* Layout coordinate data *
╭──

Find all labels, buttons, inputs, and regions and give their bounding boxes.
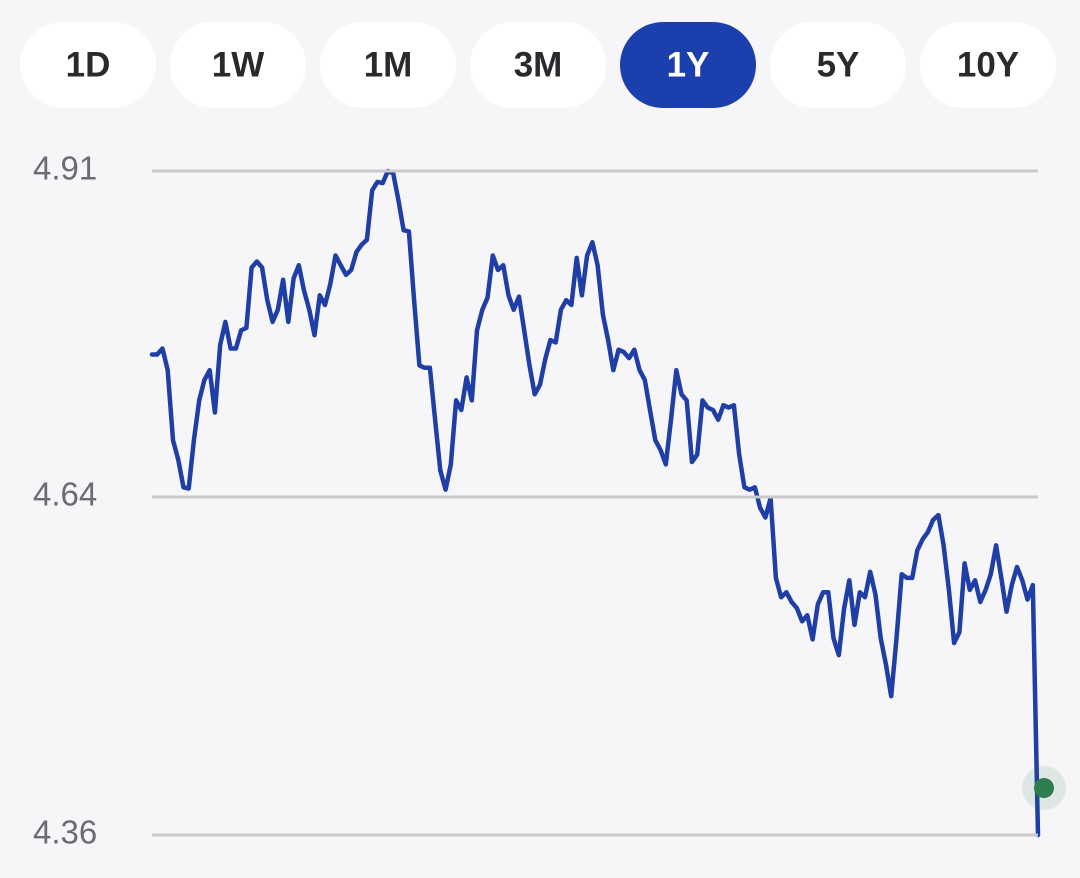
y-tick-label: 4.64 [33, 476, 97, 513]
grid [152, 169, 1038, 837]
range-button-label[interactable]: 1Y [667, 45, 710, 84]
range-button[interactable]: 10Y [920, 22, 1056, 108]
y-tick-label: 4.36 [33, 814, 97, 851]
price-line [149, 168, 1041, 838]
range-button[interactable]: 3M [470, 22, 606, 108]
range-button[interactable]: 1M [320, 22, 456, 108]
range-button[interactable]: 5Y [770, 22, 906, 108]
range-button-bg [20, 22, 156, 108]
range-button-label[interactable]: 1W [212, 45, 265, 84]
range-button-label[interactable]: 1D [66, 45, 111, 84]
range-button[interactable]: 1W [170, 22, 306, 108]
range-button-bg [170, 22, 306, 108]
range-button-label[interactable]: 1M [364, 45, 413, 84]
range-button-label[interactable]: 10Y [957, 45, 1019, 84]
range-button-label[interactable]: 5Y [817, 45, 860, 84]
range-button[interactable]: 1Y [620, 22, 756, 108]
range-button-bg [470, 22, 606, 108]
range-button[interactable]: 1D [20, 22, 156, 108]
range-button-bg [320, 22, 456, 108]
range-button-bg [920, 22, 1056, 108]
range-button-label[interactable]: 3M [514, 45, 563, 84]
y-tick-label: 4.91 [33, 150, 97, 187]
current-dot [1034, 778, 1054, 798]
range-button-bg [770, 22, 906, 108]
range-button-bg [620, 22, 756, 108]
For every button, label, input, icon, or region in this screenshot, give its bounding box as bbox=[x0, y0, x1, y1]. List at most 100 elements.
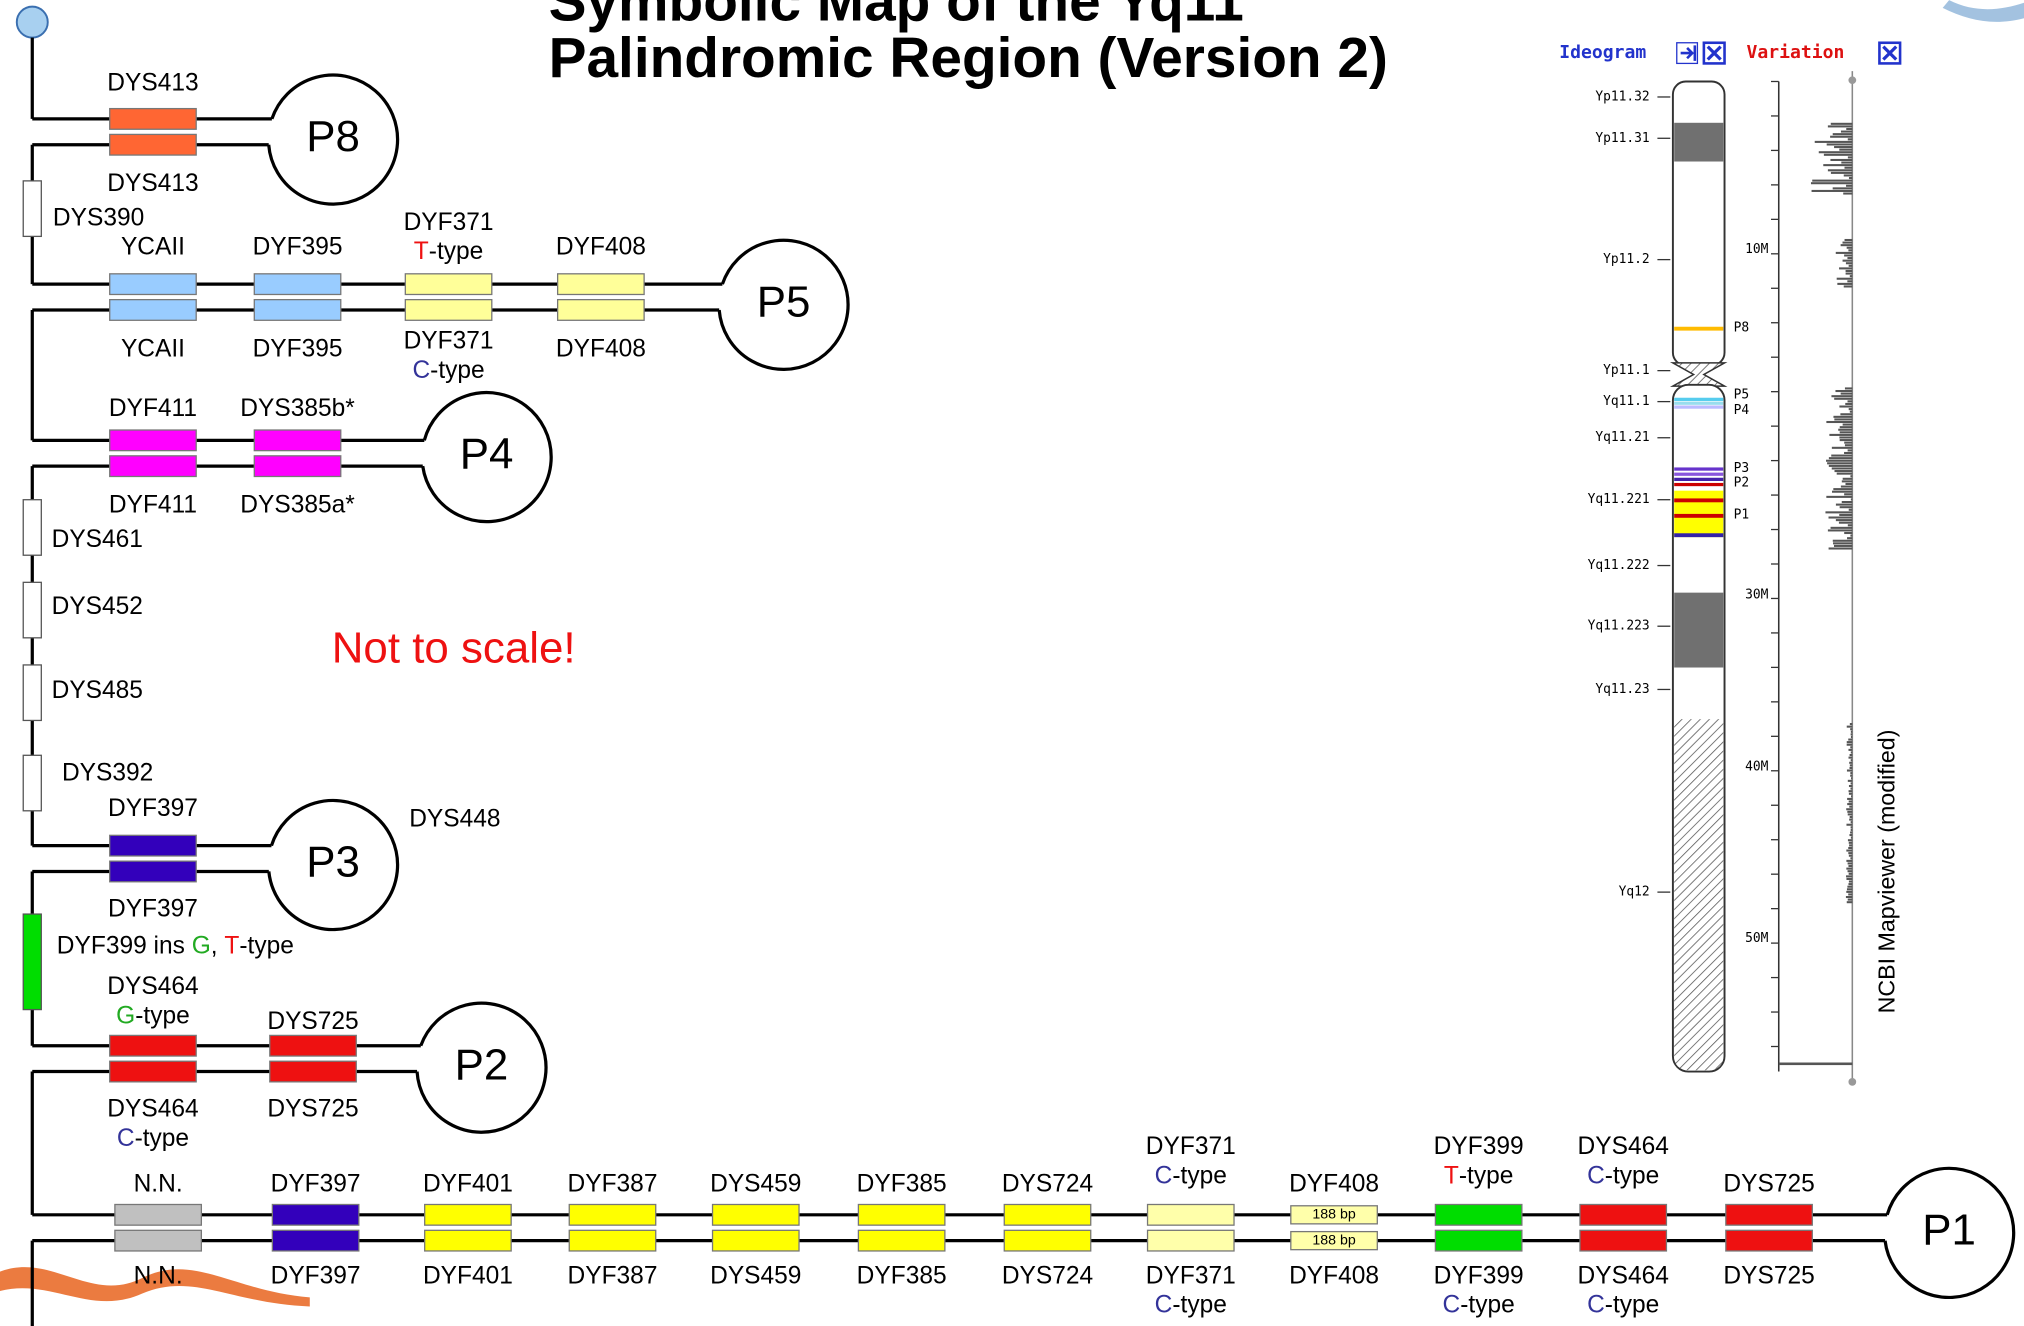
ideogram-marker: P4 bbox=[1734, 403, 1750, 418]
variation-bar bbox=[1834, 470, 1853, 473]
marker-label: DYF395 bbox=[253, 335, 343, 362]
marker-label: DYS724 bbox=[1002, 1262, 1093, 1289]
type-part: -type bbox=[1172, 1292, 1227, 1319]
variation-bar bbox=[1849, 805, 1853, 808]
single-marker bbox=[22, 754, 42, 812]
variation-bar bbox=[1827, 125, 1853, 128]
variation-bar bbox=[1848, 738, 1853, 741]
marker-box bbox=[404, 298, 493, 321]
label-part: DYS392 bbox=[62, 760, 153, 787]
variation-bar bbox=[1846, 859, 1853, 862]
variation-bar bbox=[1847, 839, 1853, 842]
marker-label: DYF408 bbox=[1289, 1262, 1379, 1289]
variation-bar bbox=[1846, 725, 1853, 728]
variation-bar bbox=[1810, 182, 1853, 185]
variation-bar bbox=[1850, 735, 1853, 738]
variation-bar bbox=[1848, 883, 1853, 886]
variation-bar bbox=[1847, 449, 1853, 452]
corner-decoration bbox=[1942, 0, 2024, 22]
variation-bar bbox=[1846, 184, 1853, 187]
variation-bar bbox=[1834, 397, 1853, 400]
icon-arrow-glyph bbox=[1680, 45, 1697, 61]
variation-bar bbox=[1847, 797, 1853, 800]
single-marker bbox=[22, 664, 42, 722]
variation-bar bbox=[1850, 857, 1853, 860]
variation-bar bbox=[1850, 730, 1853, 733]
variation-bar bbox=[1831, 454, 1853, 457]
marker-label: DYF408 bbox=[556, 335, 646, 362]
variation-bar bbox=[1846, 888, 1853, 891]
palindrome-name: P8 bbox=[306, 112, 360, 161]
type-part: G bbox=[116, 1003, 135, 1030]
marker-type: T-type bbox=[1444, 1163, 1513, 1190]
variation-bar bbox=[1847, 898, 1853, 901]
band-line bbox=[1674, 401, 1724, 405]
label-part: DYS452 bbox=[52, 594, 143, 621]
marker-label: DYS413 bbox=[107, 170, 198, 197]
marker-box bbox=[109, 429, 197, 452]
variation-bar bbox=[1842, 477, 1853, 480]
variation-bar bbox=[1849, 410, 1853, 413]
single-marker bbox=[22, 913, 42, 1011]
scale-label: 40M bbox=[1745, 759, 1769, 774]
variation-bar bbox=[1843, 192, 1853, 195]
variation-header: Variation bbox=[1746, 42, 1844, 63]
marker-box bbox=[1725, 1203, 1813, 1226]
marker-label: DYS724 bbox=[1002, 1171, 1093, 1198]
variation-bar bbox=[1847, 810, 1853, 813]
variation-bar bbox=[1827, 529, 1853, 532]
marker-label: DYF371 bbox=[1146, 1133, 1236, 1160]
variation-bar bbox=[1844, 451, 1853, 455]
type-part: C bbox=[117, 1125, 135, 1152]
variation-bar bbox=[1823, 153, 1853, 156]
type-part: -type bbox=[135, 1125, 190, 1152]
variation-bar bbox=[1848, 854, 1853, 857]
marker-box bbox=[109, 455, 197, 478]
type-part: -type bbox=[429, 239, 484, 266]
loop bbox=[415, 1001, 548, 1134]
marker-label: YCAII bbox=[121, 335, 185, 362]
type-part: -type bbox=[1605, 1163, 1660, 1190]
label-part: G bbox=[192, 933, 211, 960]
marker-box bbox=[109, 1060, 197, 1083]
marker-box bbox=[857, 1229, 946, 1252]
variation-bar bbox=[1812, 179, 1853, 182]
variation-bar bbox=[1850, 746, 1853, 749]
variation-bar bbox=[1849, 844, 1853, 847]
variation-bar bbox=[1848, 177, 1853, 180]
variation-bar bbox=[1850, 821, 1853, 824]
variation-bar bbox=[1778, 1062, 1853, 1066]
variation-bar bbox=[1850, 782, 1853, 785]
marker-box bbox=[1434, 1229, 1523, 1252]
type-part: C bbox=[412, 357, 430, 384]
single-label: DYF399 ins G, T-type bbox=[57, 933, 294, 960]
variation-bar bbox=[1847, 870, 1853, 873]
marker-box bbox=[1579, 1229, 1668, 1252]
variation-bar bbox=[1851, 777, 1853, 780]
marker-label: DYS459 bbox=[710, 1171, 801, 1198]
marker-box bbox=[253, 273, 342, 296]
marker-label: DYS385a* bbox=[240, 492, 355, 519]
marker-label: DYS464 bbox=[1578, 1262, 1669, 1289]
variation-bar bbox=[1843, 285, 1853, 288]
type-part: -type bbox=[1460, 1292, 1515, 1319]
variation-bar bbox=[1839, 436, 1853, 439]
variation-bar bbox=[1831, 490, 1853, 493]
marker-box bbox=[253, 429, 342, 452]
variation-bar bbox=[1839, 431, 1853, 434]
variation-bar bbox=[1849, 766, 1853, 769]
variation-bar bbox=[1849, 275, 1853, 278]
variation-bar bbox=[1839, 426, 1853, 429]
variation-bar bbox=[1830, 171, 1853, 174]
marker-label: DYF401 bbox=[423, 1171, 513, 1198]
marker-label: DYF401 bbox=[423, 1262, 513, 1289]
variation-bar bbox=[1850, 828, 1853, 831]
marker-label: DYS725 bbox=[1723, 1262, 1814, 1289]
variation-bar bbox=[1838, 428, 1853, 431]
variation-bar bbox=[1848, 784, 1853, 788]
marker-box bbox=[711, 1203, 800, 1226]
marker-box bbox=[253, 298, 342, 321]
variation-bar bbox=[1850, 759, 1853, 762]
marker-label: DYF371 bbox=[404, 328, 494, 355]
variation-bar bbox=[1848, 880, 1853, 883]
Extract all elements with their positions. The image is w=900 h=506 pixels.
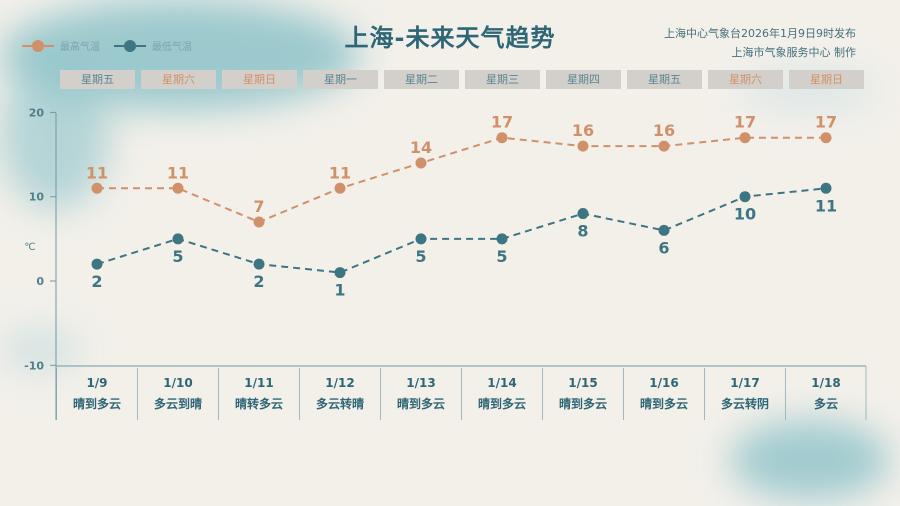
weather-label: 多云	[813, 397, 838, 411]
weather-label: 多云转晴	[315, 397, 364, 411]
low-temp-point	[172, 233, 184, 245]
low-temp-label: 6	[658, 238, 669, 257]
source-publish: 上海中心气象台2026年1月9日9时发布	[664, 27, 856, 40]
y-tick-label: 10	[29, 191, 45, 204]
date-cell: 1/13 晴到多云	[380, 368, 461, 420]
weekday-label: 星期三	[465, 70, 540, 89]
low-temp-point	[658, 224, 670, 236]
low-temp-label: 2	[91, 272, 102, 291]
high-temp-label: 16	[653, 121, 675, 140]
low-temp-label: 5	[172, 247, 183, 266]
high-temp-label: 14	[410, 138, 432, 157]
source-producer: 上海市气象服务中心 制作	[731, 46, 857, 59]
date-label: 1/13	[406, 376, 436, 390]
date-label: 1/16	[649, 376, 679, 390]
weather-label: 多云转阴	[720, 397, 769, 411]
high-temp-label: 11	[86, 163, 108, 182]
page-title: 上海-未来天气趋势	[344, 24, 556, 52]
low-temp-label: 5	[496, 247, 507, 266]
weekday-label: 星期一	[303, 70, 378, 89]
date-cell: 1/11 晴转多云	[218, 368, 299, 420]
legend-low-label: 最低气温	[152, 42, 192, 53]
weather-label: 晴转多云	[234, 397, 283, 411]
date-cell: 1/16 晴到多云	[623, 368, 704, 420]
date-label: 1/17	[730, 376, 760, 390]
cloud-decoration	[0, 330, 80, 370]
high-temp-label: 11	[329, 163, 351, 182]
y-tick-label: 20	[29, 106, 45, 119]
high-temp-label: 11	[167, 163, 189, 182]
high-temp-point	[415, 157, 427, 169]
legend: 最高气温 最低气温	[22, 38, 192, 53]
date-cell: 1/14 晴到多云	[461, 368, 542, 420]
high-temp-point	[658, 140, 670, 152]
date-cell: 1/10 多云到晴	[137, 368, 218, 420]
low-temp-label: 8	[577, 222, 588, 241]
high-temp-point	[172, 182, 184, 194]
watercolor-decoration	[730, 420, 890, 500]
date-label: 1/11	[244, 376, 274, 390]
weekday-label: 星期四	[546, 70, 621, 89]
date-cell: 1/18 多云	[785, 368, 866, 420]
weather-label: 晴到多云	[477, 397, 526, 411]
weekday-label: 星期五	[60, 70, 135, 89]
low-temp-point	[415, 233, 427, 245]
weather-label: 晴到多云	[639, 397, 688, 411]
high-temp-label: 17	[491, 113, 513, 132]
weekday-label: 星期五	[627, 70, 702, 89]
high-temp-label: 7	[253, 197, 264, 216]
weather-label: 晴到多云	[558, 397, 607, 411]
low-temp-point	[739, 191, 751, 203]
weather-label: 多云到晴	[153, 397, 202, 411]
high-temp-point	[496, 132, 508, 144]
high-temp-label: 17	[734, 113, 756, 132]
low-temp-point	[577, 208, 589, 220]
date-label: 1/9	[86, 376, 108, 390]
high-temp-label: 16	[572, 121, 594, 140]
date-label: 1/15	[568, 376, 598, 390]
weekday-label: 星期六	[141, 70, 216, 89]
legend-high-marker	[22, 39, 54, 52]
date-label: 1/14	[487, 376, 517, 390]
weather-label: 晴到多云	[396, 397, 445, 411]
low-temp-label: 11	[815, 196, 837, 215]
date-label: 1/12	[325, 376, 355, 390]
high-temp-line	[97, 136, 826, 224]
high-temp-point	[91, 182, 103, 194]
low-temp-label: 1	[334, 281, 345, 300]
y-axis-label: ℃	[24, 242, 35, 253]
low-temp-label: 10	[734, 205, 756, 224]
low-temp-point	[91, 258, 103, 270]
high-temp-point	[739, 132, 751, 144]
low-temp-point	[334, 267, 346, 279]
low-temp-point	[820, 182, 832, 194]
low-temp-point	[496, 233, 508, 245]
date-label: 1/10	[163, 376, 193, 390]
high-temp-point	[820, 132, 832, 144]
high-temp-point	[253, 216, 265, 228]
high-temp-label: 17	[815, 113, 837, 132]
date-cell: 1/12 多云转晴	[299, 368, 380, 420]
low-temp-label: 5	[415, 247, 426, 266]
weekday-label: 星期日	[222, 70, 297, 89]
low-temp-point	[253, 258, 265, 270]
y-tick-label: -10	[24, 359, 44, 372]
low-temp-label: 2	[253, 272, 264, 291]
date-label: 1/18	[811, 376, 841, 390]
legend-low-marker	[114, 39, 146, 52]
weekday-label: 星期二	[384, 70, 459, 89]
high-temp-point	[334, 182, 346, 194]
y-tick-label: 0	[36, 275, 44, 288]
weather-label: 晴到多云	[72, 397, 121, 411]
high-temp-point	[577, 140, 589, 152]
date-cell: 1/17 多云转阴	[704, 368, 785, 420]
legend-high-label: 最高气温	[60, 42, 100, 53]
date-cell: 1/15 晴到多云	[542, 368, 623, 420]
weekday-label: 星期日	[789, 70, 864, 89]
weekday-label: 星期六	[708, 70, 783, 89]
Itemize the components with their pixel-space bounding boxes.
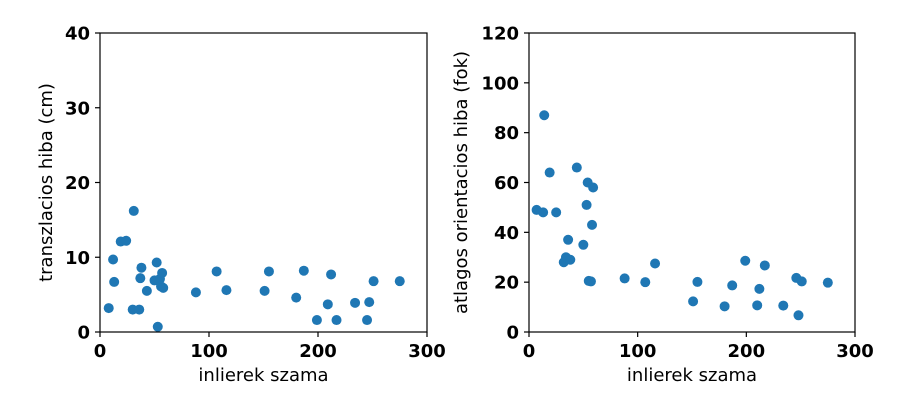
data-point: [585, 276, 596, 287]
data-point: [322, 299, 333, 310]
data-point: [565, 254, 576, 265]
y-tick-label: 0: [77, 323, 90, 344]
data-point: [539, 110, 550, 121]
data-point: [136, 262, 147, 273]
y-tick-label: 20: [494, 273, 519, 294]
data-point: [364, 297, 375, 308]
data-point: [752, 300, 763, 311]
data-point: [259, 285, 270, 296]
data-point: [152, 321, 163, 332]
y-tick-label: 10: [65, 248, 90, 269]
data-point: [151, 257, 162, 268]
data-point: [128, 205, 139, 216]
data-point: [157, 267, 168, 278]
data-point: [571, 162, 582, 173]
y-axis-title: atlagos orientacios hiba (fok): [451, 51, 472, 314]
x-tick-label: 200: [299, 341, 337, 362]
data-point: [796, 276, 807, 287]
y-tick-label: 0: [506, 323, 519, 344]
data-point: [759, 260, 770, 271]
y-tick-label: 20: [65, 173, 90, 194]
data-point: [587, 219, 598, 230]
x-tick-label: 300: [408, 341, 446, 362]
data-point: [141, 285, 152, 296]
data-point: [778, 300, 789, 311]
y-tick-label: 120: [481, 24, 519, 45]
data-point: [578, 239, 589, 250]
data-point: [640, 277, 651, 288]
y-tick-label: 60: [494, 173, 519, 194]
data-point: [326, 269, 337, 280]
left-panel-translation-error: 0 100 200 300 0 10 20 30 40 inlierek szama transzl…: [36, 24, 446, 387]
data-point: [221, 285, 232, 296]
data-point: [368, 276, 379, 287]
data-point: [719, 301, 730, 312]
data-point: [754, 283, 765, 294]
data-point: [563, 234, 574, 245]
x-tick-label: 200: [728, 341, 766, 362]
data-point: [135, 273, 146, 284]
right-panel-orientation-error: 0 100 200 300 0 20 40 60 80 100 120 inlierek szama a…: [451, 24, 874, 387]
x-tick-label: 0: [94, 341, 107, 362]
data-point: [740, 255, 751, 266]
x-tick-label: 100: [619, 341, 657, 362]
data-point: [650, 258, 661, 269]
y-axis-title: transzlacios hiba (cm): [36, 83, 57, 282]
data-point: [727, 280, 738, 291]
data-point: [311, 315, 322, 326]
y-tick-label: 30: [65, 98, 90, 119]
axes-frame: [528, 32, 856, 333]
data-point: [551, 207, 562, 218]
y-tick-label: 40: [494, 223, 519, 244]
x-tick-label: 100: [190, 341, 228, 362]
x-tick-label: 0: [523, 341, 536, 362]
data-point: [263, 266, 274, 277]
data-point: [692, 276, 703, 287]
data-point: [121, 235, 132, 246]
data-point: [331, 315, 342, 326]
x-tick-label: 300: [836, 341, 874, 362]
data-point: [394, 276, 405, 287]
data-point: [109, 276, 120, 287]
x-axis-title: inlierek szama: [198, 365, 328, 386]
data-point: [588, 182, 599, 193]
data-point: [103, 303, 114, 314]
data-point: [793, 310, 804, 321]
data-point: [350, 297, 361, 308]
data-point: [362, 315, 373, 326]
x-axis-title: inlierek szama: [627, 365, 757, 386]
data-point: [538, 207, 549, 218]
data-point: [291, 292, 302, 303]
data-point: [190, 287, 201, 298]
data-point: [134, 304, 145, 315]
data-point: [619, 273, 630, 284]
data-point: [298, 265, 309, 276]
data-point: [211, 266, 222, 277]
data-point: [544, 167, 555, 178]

╰──

* What is being asked *
Reproduce the part of the material that opens with the line containing "397, 838, 411]" and closes with the line containing "368, 461, 420]", including both of those lines.

* Exercise result *
weather-label: 多云	[813, 397, 838, 411]
weather-label: 多云转晴	[315, 397, 364, 411]
low-temp-point	[172, 233, 184, 245]
low-temp-label: 6	[658, 238, 669, 257]
source-publish: 上海中心气象台2026年1月9日9时发布	[664, 27, 856, 40]
y-tick-label: 10	[29, 191, 45, 204]
date-cell: 1/13 晴到多云	[380, 368, 461, 420]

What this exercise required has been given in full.